*** Data section
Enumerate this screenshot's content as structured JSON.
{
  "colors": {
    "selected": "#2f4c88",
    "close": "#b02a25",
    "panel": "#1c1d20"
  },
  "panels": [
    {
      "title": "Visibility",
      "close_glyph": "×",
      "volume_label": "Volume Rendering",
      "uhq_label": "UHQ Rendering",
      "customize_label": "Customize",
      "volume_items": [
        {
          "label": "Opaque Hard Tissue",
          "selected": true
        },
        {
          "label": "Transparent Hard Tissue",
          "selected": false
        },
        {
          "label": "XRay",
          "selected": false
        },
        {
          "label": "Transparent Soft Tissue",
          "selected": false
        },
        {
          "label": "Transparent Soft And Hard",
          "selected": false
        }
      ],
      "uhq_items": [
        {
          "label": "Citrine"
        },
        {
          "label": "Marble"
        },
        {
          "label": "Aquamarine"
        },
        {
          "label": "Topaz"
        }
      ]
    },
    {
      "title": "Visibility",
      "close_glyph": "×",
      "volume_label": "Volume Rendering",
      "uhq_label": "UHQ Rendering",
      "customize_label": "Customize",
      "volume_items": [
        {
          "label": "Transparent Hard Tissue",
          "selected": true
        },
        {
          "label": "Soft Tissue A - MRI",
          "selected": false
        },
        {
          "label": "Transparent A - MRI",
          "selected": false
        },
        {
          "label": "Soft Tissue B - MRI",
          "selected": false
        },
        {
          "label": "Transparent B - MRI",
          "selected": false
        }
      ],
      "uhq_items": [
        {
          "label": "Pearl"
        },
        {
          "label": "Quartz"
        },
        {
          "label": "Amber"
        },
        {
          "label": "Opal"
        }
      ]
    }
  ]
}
******
*** Data section
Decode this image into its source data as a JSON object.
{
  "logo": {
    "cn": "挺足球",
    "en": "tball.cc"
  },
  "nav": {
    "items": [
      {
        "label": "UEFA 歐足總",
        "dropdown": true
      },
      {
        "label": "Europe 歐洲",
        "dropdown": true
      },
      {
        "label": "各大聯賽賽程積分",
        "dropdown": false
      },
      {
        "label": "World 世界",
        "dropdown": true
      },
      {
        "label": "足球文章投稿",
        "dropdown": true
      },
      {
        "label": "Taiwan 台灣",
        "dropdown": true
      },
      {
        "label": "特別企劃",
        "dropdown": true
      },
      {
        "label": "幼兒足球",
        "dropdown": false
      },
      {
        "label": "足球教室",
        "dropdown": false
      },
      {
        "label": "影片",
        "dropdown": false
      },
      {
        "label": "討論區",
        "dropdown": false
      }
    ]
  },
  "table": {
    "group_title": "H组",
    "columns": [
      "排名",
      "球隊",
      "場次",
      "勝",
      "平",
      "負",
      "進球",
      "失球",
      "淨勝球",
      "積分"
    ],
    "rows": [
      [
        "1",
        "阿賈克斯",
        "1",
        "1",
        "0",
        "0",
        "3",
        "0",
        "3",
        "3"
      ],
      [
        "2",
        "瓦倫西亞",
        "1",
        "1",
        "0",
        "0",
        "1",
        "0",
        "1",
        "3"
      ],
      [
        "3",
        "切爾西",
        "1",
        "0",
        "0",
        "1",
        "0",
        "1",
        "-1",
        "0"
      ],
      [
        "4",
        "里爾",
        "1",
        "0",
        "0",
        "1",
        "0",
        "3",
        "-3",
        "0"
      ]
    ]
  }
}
******
Search the records for the word "Tissue", then list every line that has it.

          "label": "Opaque Hard Tissue",
          "label": "Transparent Hard Tissue",
          "label": "Transparent Soft Tissue",
          "label": "Transparent Hard Tissue",
          "label": "Soft Tissue A - MRI",
          "label": "Soft Tissue B - MRI",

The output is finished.